Exercise description: Can you find the lines of the listing that include "this" and copy every one?

Saved entries:
--- begin ---

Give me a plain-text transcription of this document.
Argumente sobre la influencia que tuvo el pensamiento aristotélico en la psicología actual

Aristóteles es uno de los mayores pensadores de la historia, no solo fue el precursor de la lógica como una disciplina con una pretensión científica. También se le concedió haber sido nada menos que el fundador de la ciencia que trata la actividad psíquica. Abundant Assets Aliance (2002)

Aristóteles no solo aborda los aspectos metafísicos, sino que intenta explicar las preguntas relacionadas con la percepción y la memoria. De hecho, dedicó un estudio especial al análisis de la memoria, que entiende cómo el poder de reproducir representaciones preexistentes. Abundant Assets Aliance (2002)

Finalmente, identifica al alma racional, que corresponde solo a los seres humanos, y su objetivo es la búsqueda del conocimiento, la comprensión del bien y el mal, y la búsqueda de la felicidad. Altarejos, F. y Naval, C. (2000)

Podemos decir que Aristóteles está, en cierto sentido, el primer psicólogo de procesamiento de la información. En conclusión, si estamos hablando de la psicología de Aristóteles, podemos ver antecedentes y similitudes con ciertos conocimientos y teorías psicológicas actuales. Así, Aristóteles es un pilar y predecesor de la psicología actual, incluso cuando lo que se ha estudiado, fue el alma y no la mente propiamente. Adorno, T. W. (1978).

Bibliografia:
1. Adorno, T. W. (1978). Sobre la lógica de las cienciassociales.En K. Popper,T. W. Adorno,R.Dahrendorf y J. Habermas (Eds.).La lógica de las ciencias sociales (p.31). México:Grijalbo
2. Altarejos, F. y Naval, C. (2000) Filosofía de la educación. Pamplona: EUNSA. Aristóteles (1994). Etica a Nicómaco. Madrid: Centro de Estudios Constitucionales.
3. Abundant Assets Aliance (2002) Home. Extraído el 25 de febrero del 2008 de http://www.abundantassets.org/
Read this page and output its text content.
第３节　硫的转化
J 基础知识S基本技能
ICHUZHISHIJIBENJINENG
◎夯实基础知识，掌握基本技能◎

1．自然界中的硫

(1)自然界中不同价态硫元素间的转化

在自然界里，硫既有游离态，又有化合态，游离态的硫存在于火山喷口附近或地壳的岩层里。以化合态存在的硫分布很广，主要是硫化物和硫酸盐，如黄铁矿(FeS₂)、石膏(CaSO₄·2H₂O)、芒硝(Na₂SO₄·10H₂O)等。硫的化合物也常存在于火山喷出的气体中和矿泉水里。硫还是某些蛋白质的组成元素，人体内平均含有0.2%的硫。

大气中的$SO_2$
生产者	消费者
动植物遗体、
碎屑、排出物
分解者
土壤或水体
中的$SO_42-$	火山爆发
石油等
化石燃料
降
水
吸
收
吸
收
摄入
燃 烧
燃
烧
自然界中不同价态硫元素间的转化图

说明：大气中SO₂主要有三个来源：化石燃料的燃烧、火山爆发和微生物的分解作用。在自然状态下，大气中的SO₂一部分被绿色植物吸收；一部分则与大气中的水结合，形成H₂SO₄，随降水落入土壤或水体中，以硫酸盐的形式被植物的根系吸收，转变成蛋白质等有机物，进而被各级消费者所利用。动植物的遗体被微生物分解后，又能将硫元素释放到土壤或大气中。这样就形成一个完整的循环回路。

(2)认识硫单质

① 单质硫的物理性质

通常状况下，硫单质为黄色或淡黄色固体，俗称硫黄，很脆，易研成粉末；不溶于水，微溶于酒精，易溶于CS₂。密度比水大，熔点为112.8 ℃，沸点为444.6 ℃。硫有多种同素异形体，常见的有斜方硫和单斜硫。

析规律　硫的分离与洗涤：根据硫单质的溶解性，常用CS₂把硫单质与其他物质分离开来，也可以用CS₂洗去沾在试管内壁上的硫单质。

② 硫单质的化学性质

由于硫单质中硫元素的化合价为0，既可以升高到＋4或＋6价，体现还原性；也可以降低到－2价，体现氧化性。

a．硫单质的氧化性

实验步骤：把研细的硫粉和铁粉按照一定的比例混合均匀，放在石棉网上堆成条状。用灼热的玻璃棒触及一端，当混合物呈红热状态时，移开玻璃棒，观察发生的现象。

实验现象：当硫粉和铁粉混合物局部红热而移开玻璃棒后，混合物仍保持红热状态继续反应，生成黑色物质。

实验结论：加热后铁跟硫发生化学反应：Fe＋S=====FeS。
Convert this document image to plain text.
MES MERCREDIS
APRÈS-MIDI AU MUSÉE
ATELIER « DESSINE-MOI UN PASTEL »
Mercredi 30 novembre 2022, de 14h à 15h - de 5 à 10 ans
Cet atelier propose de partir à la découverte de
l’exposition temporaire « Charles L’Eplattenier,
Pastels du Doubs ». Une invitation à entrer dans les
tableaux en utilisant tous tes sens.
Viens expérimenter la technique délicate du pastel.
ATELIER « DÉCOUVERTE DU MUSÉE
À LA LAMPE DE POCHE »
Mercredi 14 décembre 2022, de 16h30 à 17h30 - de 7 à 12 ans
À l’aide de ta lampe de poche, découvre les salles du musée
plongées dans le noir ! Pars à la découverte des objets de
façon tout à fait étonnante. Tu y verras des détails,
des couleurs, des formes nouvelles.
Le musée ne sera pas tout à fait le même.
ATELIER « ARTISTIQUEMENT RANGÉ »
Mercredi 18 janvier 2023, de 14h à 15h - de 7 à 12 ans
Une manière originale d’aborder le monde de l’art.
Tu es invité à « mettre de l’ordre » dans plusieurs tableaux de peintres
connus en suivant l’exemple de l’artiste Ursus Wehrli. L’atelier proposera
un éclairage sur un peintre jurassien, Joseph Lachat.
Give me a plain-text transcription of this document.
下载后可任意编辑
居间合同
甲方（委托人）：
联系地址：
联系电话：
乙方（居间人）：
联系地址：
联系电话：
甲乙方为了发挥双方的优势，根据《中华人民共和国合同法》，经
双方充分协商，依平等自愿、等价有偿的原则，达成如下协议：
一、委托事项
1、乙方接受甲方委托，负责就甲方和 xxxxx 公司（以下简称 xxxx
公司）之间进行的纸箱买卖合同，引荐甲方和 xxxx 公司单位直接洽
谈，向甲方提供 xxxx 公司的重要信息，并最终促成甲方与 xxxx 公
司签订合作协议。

--- end ---

Written answer:
Give me a plain-text transcription of this document.
Read this page and output its text content.
Convert this document image to plain text.
Give me a plain-text transcription of this document.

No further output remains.